**Stored dataset items**
==========

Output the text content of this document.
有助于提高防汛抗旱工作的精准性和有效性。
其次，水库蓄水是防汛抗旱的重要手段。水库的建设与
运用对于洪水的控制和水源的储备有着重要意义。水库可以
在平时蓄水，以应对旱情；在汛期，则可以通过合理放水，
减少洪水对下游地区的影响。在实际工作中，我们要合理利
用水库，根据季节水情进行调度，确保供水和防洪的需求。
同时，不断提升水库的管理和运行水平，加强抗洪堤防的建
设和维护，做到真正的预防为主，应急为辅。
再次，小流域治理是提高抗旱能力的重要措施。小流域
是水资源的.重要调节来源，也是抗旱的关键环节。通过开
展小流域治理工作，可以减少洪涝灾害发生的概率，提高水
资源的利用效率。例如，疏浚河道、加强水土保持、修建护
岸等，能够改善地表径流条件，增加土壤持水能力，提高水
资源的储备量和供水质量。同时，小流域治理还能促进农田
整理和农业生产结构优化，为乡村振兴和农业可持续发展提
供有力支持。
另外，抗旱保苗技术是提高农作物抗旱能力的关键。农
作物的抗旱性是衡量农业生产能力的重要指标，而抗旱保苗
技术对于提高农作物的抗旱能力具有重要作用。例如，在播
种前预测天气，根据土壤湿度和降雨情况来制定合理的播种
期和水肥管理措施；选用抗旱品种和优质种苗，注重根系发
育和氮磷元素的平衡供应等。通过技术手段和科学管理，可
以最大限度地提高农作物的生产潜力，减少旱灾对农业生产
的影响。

==========

**What you are asked to do**
Write out every entry exactly as given.

**Exercise result**
Output the text content of this document.
有助于提高防汛抗旱工作的精准性和有效性。
其次，水库蓄水是防汛抗旱的重要手段。水库的建设与
运用对于洪水的控制和水源的储备有着重要意义。水库可以
在平时蓄水，以应对旱情；在汛期，则可以通过合理放水，
减少洪水对下游地区的影响。在实际工作中，我们要合理利
用水库，根据季节水情进行调度，确保供水和防洪的需求。
同时，不断提升水库的管理和运行水平，加强抗洪堤防的建
设和维护，做到真正的预防为主，应急为辅。
再次，小流域治理是提高抗旱能力的重要措施。小流域
是水资源的.重要调节来源，也是抗旱的关键环节。通过开
展小流域治理工作，可以减少洪涝灾害发生的概率，提高水
资源的利用效率。例如，疏浚河道、加强水土保持、修建护
岸等，能够改善地表径流条件，增加土壤持水能力，提高水
资源的储备量和供水质量。同时，小流域治理还能促进农田
整理和农业生产结构优化，为乡村振兴和农业可持续发展提
供有力支持。
另外，抗旱保苗技术是提高农作物抗旱能力的关键。农
作物的抗旱性是衡量农业生产能力的重要指标，而抗旱保苗
技术对于提高农作物的抗旱能力具有重要作用。例如，在播
种前预测天气，根据土壤湿度和降雨情况来制定合理的播种
期和水肥管理措施；选用抗旱品种和优质种苗，注重根系发
育和氮磷元素的平衡供应等。通过技术手段和科学管理，可
以最大限度地提高农作物的生产潜力，减少旱灾对农业生产
的影响。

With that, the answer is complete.